DIRECTIVE
Quote the lines of the material below word for word, from the line that contains "text-line: 方、甲方支付工程款完毕后，该合同自动失效。 bbox=[140, 1085, 623, 1111]" through the line that contains "text-line: 票据。 bbox=[140, 116, 209, 142]", including both of those lines.

(Material: labeled boxes)
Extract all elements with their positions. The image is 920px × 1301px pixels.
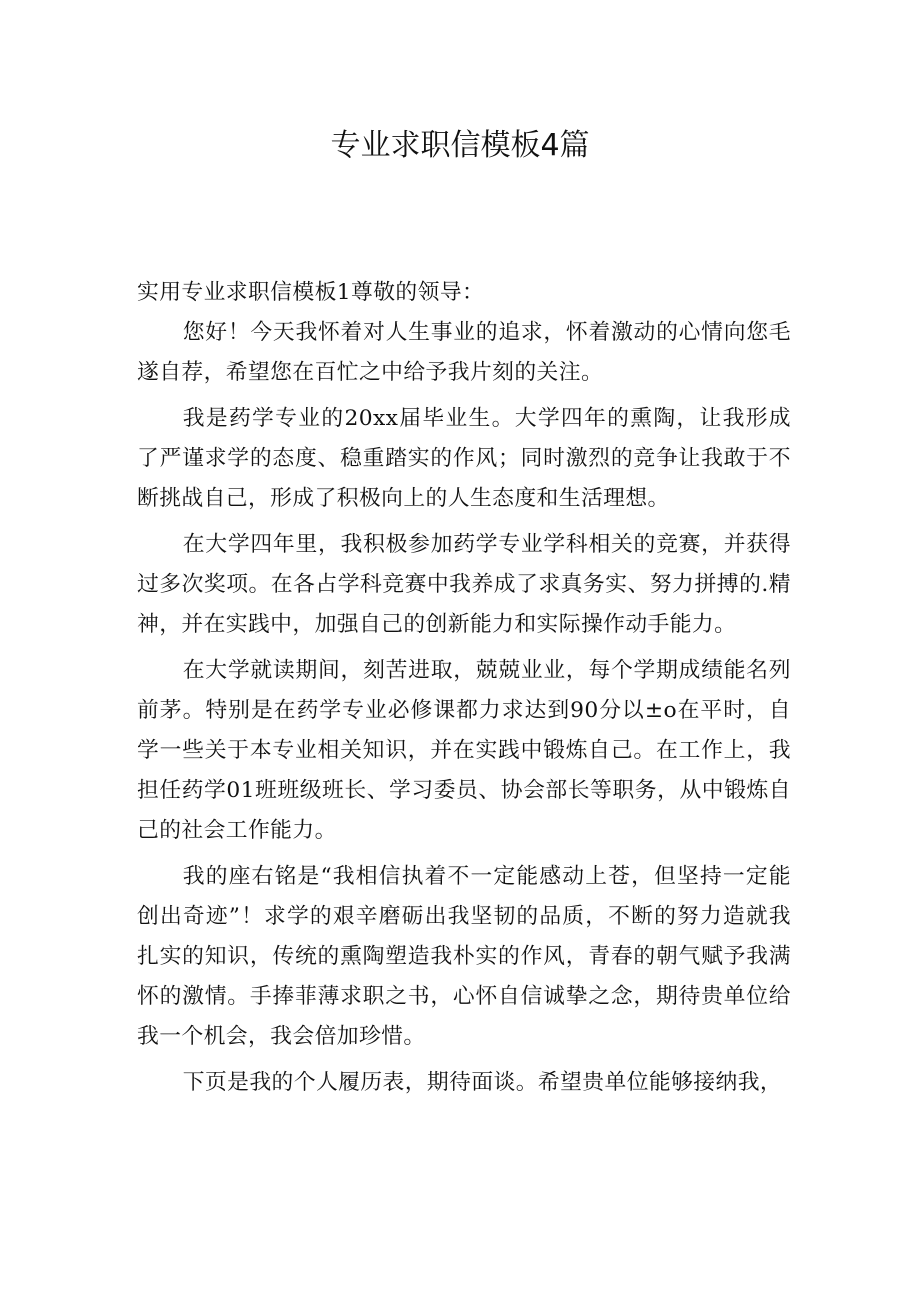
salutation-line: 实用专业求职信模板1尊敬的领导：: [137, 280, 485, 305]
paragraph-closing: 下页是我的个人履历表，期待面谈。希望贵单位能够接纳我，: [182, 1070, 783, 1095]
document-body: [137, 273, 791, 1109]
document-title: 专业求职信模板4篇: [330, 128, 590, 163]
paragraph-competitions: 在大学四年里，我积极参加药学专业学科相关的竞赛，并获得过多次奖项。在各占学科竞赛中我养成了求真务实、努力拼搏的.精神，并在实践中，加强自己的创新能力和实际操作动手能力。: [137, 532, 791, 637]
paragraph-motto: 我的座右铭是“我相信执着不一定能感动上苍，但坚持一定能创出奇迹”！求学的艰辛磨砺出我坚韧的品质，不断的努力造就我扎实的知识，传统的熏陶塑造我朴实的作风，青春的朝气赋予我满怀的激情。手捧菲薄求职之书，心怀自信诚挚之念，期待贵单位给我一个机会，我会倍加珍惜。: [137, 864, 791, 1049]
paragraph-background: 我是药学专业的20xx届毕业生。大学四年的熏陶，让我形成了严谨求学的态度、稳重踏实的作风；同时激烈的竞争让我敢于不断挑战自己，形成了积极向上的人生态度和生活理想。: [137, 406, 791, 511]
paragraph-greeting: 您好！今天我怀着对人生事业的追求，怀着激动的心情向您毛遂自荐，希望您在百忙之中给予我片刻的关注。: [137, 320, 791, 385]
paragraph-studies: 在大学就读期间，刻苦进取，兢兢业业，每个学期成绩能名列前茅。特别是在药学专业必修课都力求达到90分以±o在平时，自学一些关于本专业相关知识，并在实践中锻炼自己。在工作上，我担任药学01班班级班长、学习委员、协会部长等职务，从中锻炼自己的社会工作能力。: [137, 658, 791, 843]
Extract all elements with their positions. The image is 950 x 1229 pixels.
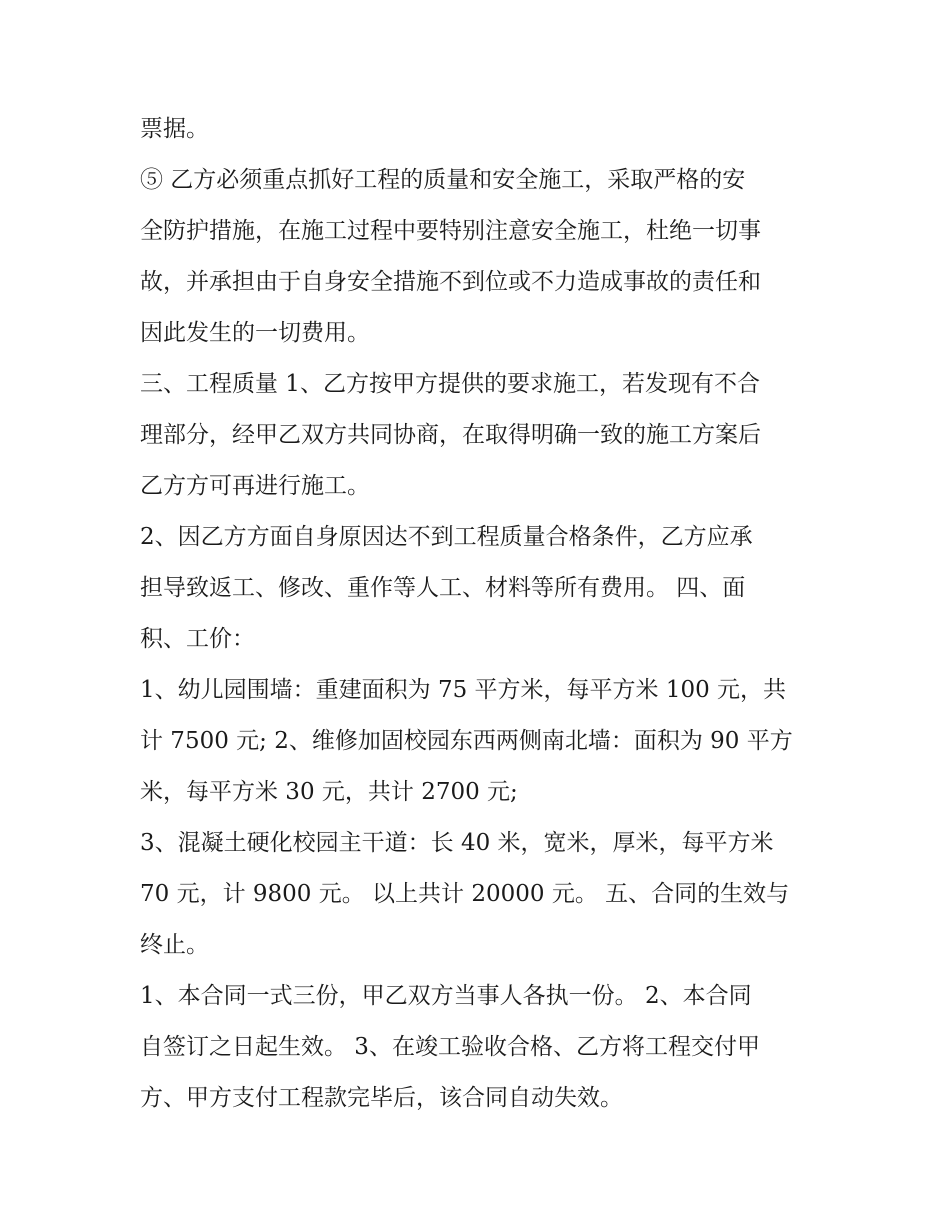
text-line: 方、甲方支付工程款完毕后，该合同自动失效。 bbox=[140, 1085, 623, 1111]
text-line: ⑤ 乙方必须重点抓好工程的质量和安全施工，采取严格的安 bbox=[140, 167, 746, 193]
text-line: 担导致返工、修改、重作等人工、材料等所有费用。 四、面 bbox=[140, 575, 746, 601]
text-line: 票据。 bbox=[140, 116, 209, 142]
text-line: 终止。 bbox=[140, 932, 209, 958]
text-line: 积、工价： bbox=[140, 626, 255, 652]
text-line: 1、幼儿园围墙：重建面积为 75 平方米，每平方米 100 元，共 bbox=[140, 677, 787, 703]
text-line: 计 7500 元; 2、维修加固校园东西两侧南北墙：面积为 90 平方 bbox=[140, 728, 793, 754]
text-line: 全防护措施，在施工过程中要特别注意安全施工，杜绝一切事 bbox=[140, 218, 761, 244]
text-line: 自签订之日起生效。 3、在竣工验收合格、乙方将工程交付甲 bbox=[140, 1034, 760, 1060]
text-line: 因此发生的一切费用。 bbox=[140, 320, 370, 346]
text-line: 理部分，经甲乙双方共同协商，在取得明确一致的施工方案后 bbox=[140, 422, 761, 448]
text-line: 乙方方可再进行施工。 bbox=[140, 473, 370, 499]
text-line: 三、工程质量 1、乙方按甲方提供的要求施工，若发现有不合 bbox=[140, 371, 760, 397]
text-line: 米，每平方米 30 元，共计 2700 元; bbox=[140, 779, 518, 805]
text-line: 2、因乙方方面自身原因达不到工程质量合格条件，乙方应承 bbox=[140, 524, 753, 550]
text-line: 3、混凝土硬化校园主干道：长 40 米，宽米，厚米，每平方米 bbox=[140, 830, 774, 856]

TASK RESULT
text-line: 方、甲方支付工程款完毕后，该合同自动失效。 bbox=[140, 1085, 623, 1111]
text-line: ⑤ 乙方必须重点抓好工程的质量和安全施工，采取严格的安 bbox=[140, 167, 746, 193]
text-line: 担导致返工、修改、重作等人工、材料等所有费用。 四、面 bbox=[140, 575, 746, 601]
text-line: 票据。 bbox=[140, 116, 209, 142]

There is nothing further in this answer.